> **Set exercise**
All entries should be output exactly as they stand.

> **Dataset records**
═══

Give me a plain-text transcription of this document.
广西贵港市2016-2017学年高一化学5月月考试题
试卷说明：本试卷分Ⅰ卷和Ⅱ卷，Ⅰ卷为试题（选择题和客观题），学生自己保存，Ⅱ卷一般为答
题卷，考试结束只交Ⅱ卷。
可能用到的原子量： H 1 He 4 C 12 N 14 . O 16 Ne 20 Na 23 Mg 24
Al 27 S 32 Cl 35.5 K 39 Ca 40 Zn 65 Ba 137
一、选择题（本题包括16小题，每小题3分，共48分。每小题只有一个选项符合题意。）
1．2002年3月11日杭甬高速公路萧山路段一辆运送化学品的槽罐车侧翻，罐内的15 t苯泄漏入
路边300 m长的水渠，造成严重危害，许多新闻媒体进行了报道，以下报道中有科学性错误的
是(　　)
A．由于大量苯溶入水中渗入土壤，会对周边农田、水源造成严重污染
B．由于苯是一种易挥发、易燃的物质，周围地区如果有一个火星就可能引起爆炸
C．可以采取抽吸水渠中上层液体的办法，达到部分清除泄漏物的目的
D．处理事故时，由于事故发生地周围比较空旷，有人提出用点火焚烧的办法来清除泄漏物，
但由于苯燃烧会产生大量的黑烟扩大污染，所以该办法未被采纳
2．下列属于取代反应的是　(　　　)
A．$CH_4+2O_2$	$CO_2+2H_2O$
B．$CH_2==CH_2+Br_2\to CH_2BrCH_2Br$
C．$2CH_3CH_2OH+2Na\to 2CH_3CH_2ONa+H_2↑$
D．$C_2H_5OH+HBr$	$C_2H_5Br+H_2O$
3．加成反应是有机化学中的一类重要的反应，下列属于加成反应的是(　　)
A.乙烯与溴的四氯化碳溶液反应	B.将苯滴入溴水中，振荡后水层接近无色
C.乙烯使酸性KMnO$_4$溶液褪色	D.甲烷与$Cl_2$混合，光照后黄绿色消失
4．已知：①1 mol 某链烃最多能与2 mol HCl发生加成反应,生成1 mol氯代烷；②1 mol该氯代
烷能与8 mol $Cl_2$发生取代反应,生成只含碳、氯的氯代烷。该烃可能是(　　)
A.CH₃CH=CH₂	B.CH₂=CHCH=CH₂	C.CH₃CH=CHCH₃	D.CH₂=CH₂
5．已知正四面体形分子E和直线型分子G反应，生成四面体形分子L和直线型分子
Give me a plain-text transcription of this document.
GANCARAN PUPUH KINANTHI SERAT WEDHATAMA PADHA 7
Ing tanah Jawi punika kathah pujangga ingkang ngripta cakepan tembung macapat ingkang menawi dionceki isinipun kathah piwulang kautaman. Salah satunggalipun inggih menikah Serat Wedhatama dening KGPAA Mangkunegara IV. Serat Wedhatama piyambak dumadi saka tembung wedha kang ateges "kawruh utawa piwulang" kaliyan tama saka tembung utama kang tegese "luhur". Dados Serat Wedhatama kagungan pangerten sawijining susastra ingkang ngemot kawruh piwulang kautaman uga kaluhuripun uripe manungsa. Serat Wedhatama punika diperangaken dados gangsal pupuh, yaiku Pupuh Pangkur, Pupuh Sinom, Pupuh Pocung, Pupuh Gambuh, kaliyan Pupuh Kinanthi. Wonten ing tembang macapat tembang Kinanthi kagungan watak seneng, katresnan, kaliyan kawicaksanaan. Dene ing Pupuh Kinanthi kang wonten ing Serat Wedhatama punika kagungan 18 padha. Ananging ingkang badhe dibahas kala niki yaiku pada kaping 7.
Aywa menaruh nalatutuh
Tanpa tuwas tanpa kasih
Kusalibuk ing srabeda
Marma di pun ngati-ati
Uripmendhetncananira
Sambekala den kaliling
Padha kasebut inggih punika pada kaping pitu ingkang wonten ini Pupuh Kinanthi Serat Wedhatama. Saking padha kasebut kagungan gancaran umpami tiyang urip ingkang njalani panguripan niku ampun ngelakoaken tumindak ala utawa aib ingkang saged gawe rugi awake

═══

> **Final answer**
Give me a plain-text transcription of this document.
广西贵港市2016-2017学年高一化学5月月考试题
试卷说明：本试卷分Ⅰ卷和Ⅱ卷，Ⅰ卷为试题（选择题和客观题），学生自己保存，Ⅱ卷一般为答
题卷，考试结束只交Ⅱ卷。
可能用到的原子量： H 1 He 4 C 12 N 14 . O 16 Ne 20 Na 23 Mg 24
Al 27 S 32 Cl 35.5 K 39 Ca 40 Zn 65 Ba 137
一、选择题（本题包括16小题，每小题3分，共48分。每小题只有一个选项符合题意。）
1．2002年3月11日杭甬高速公路萧山路段一辆运送化学品的槽罐车侧翻，罐内的15 t苯泄漏入
路边300 m长的水渠，造成严重危害，许多新闻媒体进行了报道，以下报道中有科学性错误的
是(　　)
A．由于大量苯溶入水中渗入土壤，会对周边农田、水源造成严重污染
B．由于苯是一种易挥发、易燃的物质，周围地区如果有一个火星就可能引起爆炸
C．可以采取抽吸水渠中上层液体的办法，达到部分清除泄漏物的目的
D．处理事故时，由于事故发生地周围比较空旷，有人提出用点火焚烧的办法来清除泄漏物，
但由于苯燃烧会产生大量的黑烟扩大污染，所以该办法未被采纳
2．下列属于取代反应的是　(　　　)
A．$CH_4+2O_2$	$CO_2+2H_2O$
B．$CH_2==CH_2+Br_2\to CH_2BrCH_2Br$
C．$2CH_3CH_2OH+2Na\to 2CH_3CH_2ONa+H_2↑$
D．$C_2H_5OH+HBr$	$C_2H_5Br+H_2O$
3．加成反应是有机化学中的一类重要的反应，下列属于加成反应的是(　　)
A.乙烯与溴的四氯化碳溶液反应	B.将苯滴入溴水中，振荡后水层接近无色
C.乙烯使酸性KMnO$_4$溶液褪色	D.甲烷与$Cl_2$混合，光照后黄绿色消失
4．已知：①1 mol 某链烃最多能与2 mol HCl发生加成反应,生成1 mol氯代烷；②1 mol该氯代
烷能与8 mol $Cl_2$发生取代反应,生成只含碳、氯的氯代烷。该烃可能是(　　)
A.CH₃CH=CH₂	B.CH₂=CHCH=CH₂	C.CH₃CH=CHCH₃	D.CH₂=CH₂
5．已知正四面体形分子E和直线型分子G反应，生成四面体形分子L和直线型分子
Give me a plain-text transcription of this document.
GANCARAN PUPUH KINANTHI SERAT WEDHATAMA PADHA 7
Ing tanah Jawi punika kathah pujangga ingkang ngripta cakepan tembung macapat ingkang menawi dionceki isinipun kathah piwulang kautaman. Salah satunggalipun inggih menikah Serat Wedhatama dening KGPAA Mangkunegara IV. Serat Wedhatama piyambak dumadi saka tembung wedha kang ateges "kawruh utawa piwulang" kaliyan tama saka tembung utama kang tegese "luhur". Dados Serat Wedhatama kagungan pangerten sawijining susastra ingkang ngemot kawruh piwulang kautaman uga kaluhuripun uripe manungsa. Serat Wedhatama punika diperangaken dados gangsal pupuh, yaiku Pupuh Pangkur, Pupuh Sinom, Pupuh Pocung, Pupuh Gambuh, kaliyan Pupuh Kinanthi. Wonten ing tembang macapat tembang Kinanthi kagungan watak seneng, katresnan, kaliyan kawicaksanaan. Dene ing Pupuh Kinanthi kang wonten ing Serat Wedhatama punika kagungan 18 padha. Ananging ingkang badhe dibahas kala niki yaiku pada kaping 7.
Aywa menaruh nalatutuh
Tanpa tuwas tanpa kasih
Kusalibuk ing srabeda
Marma di pun ngati-ati
Uripmendhetncananira
Sambekala den kaliling
Padha kasebut inggih punika pada kaping pitu ingkang wonten ini Pupuh Kinanthi Serat Wedhatama. Saking padha kasebut kagungan gancaran umpami tiyang urip ingkang njalani panguripan niku ampun ngelakoaken tumindak ala utawa aib ingkang saged gawe rugi awake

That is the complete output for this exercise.